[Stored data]
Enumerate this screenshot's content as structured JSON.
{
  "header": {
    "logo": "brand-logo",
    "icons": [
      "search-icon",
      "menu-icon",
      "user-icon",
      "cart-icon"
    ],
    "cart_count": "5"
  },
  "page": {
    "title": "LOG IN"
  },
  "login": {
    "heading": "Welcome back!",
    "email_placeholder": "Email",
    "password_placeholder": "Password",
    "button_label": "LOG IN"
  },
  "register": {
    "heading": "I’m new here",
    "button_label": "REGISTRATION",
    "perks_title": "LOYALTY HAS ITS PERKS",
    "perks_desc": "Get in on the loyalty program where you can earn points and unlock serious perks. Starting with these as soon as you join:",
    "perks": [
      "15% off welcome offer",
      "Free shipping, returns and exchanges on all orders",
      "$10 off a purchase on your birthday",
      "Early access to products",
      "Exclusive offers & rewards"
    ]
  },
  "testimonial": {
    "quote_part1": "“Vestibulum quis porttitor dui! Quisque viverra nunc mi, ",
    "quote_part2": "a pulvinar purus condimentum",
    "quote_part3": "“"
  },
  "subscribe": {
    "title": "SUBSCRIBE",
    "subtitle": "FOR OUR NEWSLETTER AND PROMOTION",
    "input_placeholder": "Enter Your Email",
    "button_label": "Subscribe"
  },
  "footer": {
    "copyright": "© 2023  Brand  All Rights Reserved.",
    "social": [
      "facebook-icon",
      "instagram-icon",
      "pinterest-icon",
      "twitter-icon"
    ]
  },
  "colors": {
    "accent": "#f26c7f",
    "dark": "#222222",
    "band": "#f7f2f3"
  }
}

#### [SET PROBLEM]
Pull every line holding "Email" out of the records.

#### [RESULT OF THIS TASK]
    "email_placeholder": "Email",
    "input_placeholder": "Enter Your Email",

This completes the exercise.